---------- Data
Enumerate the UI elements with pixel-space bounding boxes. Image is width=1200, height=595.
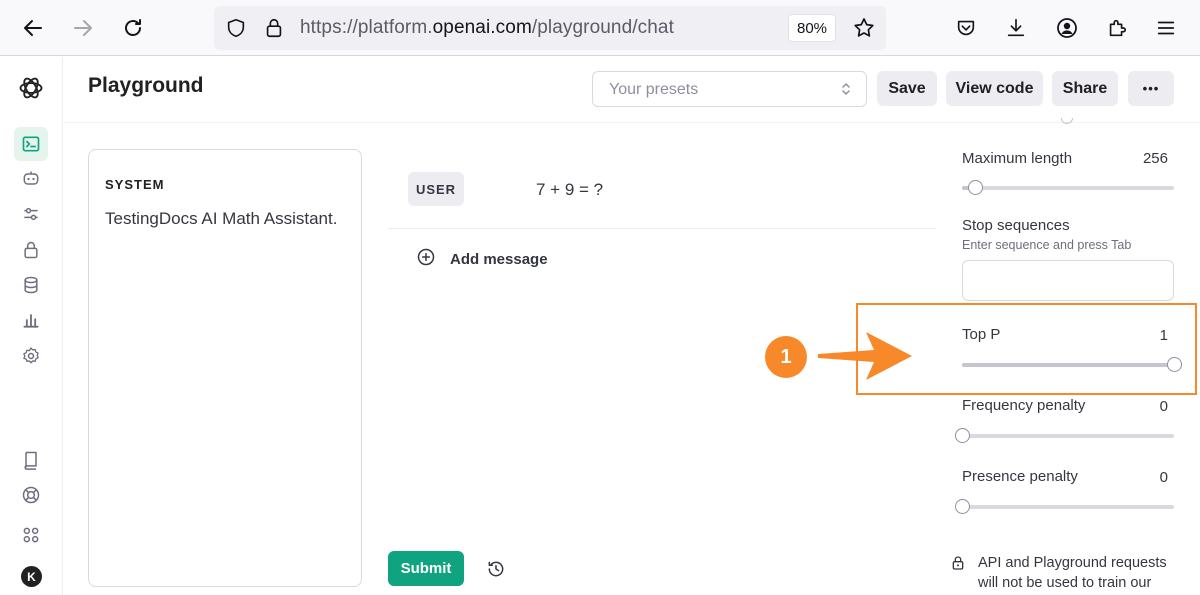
extensions-icon[interactable] xyxy=(1103,14,1131,42)
presets-placeholder: Your presets xyxy=(609,81,699,98)
api-keys-lock-icon[interactable] xyxy=(14,233,48,267)
forward-icon[interactable] xyxy=(67,12,99,44)
previous-slider-thumb[interactable] xyxy=(1061,118,1073,124)
back-icon[interactable] xyxy=(17,12,49,44)
system-panel[interactable]: SYSTEM TestingDocs AI Math Assistant. xyxy=(88,149,362,587)
annotation-step-badge: 1 xyxy=(765,336,807,378)
stop-sequences-hint: Enter sequence and press Tab xyxy=(962,238,1132,252)
max-length-slider[interactable] xyxy=(962,180,1174,195)
openai-logo-icon[interactable] xyxy=(14,71,48,105)
sidebar: K xyxy=(0,57,63,595)
more-options-button[interactable]: ••• xyxy=(1128,71,1174,106)
save-button[interactable]: Save xyxy=(877,71,937,106)
slider-thumb[interactable] xyxy=(955,499,970,514)
add-message-label: Add message xyxy=(450,250,548,268)
fine-tuning-sliders-icon[interactable] xyxy=(14,197,48,231)
message-content[interactable]: 7 + 9 = ? xyxy=(536,180,603,200)
view-code-button[interactable]: View code xyxy=(946,71,1043,106)
frequency-penalty-label: Frequency penalty xyxy=(962,397,1086,414)
presence-penalty-label: Presence penalty xyxy=(962,468,1078,485)
max-length-value: 256 xyxy=(1142,150,1168,167)
notice-lock-icon xyxy=(950,554,966,578)
presence-penalty-slider[interactable] xyxy=(955,499,1174,514)
pocket-icon[interactable] xyxy=(952,14,980,42)
max-length-label: Maximum length xyxy=(962,150,1073,167)
playground-terminal-icon[interactable] xyxy=(14,127,48,161)
reload-icon[interactable] xyxy=(117,12,149,44)
presets-select[interactable]: Your presets xyxy=(592,71,867,107)
add-message-button[interactable]: Add message xyxy=(416,247,548,271)
assistants-robot-icon[interactable] xyxy=(14,162,48,196)
page-title: Playground xyxy=(88,74,204,97)
shield-icon[interactable] xyxy=(224,16,248,40)
message-role-button[interactable]: USER xyxy=(408,172,464,206)
browser-toolbar: https://platform.openai.com/playground/c… xyxy=(0,0,1200,56)
user-avatar[interactable]: K xyxy=(21,566,42,587)
account-icon[interactable] xyxy=(1053,14,1081,42)
apps-grid-icon[interactable] xyxy=(14,518,48,552)
docs-book-icon[interactable] xyxy=(14,443,48,477)
annotation-arrow-icon xyxy=(818,332,912,380)
history-icon[interactable] xyxy=(484,557,508,581)
stop-sequences-input[interactable] xyxy=(962,260,1174,301)
notice-text: API and Playground requests will not be … xyxy=(978,555,1167,591)
help-lifebuoy-icon[interactable] xyxy=(14,478,48,512)
settings-gear-icon[interactable] xyxy=(14,339,48,373)
share-button[interactable]: Share xyxy=(1052,71,1118,106)
stop-sequences-label: Stop sequences xyxy=(962,217,1070,234)
url-text[interactable]: https://platform.openai.com/playground/c… xyxy=(300,17,674,39)
address-bar[interactable]: https://platform.openai.com/playground/c… xyxy=(214,6,886,50)
system-message-text[interactable]: TestingDocs AI Math Assistant. xyxy=(105,206,345,232)
frequency-penalty-value: 0 xyxy=(1159,398,1168,415)
lock-icon[interactable] xyxy=(262,16,286,40)
storage-database-icon[interactable] xyxy=(14,268,48,302)
header-divider xyxy=(64,122,1200,123)
plus-circle-icon xyxy=(416,247,436,271)
usage-chart-icon[interactable] xyxy=(14,303,48,337)
system-label: SYSTEM xyxy=(105,177,165,192)
menu-icon[interactable] xyxy=(1152,14,1180,42)
submit-button[interactable]: Submit xyxy=(388,551,464,586)
message-divider xyxy=(388,228,936,229)
bookmark-star-icon[interactable] xyxy=(852,16,876,40)
slider-thumb[interactable] xyxy=(967,180,983,195)
download-icon[interactable] xyxy=(1002,14,1030,42)
zoom-level[interactable]: 80% xyxy=(788,14,836,42)
frequency-penalty-slider[interactable] xyxy=(955,428,1174,443)
chevron-updown-icon xyxy=(838,80,854,103)
presence-penalty-value: 0 xyxy=(1159,469,1168,486)
slider-thumb[interactable] xyxy=(955,428,970,443)
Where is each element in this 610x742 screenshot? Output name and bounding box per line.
--------------------
#### Written problem
Rewrite every item above with "Your presets" switched to "My presets", leaving everything else unchanged. Omit the pictures from your answer.

#### Solution to the exercise
Enumerate the UI elements with pixel-space bounding boxes. Image is width=1200, height=595.
extensions-icon[interactable] xyxy=(1103,14,1131,42)
presets-placeholder: My presets xyxy=(609,81,699,98)
api-keys-lock-icon[interactable] xyxy=(14,233,48,267)
forward-icon[interactable] xyxy=(67,12,99,44)
previous-slider-thumb[interactable] xyxy=(1061,118,1073,124)
back-icon[interactable] xyxy=(17,12,49,44)
system-panel[interactable]: SYSTEM TestingDocs AI Math Assistant. xyxy=(88,149,362,587)
annotation-step-badge: 1 xyxy=(765,336,807,378)
stop-sequences-hint: Enter sequence and press Tab xyxy=(962,238,1132,252)
max-length-slider[interactable] xyxy=(962,180,1174,195)
openai-logo-icon[interactable] xyxy=(14,71,48,105)
sidebar: K xyxy=(0,57,63,595)
more-options-button[interactable]: ••• xyxy=(1128,71,1174,106)
save-button[interactable]: Save xyxy=(877,71,937,106)
slider-thumb[interactable] xyxy=(955,499,970,514)
add-message-label: Add message xyxy=(450,250,548,268)
fine-tuning-sliders-icon[interactable] xyxy=(14,197,48,231)
message-content[interactable]: 7 + 9 = ? xyxy=(536,180,603,200)
view-code-button[interactable]: View code xyxy=(946,71,1043,106)
frequency-penalty-label: Frequency penalty xyxy=(962,397,1086,414)
presence-penalty-label: Presence penalty xyxy=(962,468,1078,485)
max-length-value: 256 xyxy=(1142,150,1168,167)
notice-lock-icon xyxy=(950,554,966,578)
presence-penalty-slider[interactable] xyxy=(955,499,1174,514)
pocket-icon[interactable] xyxy=(952,14,980,42)
max-length-label: Maximum length xyxy=(962,150,1073,167)
playground-terminal-icon[interactable] xyxy=(14,127,48,161)
reload-icon[interactable] xyxy=(117,12,149,44)
presets-select[interactable]: My presets xyxy=(592,71,867,107)
add-message-button[interactable]: Add message xyxy=(416,247,548,271)
assistants-robot-icon[interactable] xyxy=(14,162,48,196)
page-title: Playground xyxy=(88,74,204,97)
shield-icon[interactable] xyxy=(224,16,248,40)
message-role-button[interactable]: USER xyxy=(408,172,464,206)
browser-toolbar: https://platform.openai.com/playground/c… xyxy=(0,0,1200,56)
user-avatar[interactable]: K xyxy=(21,566,42,587)
account-icon[interactable] xyxy=(1053,14,1081,42)
apps-grid-icon[interactable] xyxy=(14,518,48,552)
docs-book-icon[interactable] xyxy=(14,443,48,477)
annotation-arrow-icon xyxy=(818,332,912,380)
history-icon[interactable] xyxy=(484,557,508,581)
stop-sequences-input[interactable] xyxy=(962,260,1174,301)
notice-text: API and Playground requests will not be … xyxy=(978,555,1167,591)
help-lifebuoy-icon[interactable] xyxy=(14,478,48,512)
settings-gear-icon[interactable] xyxy=(14,339,48,373)
share-button[interactable]: Share xyxy=(1052,71,1118,106)
stop-sequences-label: Stop sequences xyxy=(962,217,1070,234)
url-text[interactable]: https://platform.openai.com/playground/c… xyxy=(300,17,674,39)
address-bar[interactable]: https://platform.openai.com/playground/c… xyxy=(214,6,886,50)
system-message-text[interactable]: TestingDocs AI Math Assistant. xyxy=(105,206,345,232)
frequency-penalty-value: 0 xyxy=(1159,398,1168,415)
lock-icon[interactable] xyxy=(262,16,286,40)
storage-database-icon[interactable] xyxy=(14,268,48,302)
header-divider xyxy=(64,122,1200,123)
plus-circle-icon xyxy=(416,247,436,271)
usage-chart-icon[interactable] xyxy=(14,303,48,337)
system-label: SYSTEM xyxy=(105,177,165,192)
menu-icon[interactable] xyxy=(1152,14,1180,42)
submit-button[interactable]: Submit xyxy=(388,551,464,586)
message-divider xyxy=(388,228,936,229)
bookmark-star-icon[interactable] xyxy=(852,16,876,40)
slider-thumb[interactable] xyxy=(967,180,983,195)
download-icon[interactable] xyxy=(1002,14,1030,42)
zoom-level[interactable]: 80% xyxy=(788,14,836,42)
frequency-penalty-slider[interactable] xyxy=(955,428,1174,443)
chevron-updown-icon xyxy=(838,80,854,103)
presence-penalty-value: 0 xyxy=(1159,469,1168,486)
slider-thumb[interactable] xyxy=(955,428,970,443)
Where is each element in this 610x742 screenshot? Output name and bounding box per line.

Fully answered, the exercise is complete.